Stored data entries
§

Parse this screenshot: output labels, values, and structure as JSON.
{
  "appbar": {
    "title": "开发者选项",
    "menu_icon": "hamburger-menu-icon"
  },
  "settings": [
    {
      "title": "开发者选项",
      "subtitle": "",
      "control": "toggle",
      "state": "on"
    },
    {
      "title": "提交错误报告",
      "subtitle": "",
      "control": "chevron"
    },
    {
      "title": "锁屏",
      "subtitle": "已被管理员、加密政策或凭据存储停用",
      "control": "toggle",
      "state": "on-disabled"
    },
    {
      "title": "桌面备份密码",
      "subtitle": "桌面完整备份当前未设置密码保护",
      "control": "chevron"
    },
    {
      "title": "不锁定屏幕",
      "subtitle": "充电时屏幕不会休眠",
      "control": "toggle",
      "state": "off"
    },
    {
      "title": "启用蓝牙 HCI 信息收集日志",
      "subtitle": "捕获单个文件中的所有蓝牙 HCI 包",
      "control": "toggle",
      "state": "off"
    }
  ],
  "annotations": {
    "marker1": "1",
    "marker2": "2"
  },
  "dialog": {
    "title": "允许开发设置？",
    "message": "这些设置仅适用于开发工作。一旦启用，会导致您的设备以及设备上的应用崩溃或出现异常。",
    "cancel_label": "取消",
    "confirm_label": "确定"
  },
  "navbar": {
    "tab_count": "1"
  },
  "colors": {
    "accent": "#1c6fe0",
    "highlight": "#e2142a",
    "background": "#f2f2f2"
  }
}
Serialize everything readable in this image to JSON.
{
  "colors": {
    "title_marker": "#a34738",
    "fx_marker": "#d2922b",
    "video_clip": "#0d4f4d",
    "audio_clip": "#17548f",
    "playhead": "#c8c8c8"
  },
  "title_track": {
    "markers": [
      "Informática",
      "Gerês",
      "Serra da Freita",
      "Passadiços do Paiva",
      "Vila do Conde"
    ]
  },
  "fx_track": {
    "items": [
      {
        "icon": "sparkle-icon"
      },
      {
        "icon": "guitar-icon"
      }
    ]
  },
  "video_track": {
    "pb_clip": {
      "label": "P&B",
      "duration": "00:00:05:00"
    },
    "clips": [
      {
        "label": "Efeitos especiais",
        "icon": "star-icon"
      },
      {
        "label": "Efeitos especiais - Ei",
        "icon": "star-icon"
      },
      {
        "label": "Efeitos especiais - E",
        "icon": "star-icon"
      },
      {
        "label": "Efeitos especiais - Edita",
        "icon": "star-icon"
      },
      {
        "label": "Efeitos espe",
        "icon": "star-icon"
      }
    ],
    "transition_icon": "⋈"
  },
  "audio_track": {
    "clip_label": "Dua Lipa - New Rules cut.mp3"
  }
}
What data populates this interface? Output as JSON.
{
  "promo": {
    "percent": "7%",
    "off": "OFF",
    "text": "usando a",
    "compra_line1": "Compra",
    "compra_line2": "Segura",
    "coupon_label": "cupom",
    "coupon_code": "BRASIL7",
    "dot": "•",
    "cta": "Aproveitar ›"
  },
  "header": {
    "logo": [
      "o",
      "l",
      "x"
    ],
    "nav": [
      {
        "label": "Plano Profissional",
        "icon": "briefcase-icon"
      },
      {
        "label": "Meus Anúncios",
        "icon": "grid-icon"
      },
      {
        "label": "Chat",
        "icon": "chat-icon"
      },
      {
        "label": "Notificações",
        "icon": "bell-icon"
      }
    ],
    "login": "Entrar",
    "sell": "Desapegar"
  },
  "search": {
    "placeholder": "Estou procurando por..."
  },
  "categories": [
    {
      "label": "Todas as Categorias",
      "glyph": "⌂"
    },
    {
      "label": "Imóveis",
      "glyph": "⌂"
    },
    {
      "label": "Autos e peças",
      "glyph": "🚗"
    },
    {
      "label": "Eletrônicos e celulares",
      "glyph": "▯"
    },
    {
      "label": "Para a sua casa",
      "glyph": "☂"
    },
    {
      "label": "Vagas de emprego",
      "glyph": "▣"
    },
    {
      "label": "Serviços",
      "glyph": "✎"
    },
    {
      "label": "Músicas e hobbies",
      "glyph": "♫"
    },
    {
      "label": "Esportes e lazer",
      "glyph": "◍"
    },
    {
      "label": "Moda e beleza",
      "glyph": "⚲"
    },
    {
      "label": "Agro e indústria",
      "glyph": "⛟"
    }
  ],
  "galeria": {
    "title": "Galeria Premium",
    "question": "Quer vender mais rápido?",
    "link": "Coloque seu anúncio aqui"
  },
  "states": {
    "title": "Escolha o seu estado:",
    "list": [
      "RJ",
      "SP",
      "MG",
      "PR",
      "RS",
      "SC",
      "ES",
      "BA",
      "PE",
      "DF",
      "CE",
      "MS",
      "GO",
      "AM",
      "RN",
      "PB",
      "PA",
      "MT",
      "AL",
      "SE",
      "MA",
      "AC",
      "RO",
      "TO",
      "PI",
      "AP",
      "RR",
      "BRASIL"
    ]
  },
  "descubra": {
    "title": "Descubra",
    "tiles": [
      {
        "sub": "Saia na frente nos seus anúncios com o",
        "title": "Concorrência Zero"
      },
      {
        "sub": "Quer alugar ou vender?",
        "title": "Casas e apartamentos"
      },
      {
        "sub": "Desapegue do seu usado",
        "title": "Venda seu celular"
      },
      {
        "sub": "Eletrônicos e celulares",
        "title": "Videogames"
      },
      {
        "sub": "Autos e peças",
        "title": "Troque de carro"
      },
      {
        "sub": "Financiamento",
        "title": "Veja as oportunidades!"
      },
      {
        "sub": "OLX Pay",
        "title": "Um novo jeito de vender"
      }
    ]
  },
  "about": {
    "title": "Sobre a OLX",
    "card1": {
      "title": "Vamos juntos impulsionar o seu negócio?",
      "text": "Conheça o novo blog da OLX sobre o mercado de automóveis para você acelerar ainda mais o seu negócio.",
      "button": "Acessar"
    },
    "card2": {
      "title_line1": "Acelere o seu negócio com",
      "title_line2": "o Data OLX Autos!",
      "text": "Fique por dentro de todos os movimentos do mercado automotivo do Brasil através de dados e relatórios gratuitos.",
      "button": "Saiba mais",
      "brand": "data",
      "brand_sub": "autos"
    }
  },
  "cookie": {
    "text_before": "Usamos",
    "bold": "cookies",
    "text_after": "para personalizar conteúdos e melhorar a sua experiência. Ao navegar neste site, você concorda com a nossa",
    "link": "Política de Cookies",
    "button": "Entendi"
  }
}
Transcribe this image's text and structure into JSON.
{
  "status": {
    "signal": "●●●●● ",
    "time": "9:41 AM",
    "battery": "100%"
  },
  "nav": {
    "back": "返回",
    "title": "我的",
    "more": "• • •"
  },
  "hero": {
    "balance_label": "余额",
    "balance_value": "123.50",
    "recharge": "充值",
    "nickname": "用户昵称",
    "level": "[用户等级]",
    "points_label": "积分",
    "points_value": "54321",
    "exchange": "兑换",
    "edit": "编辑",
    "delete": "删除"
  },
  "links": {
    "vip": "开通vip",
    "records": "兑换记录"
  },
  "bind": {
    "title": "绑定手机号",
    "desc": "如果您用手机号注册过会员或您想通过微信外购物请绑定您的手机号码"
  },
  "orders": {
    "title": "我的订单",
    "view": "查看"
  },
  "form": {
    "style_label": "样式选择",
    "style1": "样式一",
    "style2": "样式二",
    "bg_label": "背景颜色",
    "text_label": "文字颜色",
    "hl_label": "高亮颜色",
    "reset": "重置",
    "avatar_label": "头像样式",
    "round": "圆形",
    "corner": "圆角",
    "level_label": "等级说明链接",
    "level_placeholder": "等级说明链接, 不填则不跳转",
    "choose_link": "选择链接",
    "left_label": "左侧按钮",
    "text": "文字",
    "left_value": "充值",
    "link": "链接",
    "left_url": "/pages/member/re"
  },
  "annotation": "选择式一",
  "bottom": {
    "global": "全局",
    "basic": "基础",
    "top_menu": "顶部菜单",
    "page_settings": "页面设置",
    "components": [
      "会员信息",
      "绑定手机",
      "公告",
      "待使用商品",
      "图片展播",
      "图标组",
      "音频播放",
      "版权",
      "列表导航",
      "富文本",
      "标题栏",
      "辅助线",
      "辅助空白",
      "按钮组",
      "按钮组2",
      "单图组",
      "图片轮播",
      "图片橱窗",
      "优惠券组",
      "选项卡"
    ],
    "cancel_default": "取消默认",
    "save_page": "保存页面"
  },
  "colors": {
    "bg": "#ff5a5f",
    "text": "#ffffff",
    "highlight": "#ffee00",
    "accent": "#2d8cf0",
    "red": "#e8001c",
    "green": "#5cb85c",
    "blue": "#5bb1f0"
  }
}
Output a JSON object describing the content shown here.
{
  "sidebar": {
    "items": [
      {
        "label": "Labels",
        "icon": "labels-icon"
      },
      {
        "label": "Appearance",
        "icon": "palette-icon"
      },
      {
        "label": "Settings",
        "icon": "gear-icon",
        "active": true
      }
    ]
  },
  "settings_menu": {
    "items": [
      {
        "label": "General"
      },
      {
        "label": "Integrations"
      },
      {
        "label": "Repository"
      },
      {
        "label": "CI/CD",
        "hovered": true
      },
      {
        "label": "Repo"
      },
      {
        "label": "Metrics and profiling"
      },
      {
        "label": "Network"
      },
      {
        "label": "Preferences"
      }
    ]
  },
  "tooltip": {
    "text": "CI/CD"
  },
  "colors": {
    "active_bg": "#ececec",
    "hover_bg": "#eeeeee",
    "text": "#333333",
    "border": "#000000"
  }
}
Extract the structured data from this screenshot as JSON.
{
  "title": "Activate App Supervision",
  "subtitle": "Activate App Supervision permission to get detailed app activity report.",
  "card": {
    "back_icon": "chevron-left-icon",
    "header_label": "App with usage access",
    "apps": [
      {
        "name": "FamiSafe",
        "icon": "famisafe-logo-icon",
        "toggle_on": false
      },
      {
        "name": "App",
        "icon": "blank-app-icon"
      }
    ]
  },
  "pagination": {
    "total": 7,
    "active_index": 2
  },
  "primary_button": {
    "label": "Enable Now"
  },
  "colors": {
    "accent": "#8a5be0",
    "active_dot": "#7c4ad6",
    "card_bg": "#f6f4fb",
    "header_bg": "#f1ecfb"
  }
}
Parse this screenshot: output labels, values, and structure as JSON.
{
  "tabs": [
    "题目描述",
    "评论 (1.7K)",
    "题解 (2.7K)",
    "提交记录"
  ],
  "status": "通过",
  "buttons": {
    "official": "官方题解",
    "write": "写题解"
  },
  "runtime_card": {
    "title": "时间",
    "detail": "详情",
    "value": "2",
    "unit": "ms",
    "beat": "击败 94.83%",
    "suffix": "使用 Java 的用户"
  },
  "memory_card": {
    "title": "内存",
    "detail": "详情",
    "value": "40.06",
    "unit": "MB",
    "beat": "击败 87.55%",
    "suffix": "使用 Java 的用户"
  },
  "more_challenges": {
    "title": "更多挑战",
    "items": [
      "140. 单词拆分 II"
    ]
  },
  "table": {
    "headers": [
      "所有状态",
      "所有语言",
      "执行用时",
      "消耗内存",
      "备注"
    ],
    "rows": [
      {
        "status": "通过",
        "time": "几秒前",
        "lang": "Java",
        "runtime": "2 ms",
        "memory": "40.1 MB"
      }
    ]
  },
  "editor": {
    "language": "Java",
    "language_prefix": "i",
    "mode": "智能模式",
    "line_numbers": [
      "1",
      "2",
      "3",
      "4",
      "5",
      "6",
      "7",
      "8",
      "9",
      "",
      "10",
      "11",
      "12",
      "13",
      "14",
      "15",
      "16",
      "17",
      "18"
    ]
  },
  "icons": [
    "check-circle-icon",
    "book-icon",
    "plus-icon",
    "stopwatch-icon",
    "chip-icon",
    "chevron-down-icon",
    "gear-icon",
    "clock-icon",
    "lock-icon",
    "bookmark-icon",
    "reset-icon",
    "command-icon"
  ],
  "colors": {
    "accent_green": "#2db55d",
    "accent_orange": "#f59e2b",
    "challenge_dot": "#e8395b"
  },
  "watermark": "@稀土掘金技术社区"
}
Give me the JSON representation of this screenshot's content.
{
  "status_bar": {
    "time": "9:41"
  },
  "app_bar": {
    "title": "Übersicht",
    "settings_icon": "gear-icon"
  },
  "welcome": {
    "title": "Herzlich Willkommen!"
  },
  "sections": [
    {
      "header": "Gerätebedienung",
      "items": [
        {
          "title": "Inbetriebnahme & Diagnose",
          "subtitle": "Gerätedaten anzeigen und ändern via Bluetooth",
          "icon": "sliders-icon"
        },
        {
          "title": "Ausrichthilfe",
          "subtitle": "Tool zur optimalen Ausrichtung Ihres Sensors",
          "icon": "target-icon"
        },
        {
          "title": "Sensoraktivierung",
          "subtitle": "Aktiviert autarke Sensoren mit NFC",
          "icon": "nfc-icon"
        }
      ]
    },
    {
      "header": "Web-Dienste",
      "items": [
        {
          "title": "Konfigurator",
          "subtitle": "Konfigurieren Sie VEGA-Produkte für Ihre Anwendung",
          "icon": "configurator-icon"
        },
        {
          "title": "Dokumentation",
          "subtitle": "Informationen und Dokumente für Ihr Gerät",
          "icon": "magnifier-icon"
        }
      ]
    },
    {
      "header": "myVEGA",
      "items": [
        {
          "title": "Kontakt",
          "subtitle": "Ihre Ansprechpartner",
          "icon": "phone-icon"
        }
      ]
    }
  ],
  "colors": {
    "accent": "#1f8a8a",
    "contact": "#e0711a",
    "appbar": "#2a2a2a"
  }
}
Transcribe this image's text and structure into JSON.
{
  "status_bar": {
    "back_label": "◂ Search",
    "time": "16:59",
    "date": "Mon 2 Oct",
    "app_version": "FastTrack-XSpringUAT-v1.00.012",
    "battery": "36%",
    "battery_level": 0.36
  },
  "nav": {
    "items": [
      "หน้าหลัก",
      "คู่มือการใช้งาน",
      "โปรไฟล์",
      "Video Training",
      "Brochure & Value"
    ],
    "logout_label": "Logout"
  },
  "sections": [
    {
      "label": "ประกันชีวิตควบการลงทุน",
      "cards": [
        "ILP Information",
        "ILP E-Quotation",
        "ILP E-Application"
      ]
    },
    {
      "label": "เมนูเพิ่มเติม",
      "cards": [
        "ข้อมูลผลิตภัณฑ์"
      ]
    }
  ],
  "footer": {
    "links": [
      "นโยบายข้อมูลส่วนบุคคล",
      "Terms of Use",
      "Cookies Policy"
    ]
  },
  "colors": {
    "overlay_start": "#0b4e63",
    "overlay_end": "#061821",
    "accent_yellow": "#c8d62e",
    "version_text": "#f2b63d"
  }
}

§

◆ The task: From the listing above, return each line with the word "等级说明链接".

◆ The answer:
    "level_label": "等级说明链接",
    "level_placeholder": "等级说明链接, 不填则不跳转",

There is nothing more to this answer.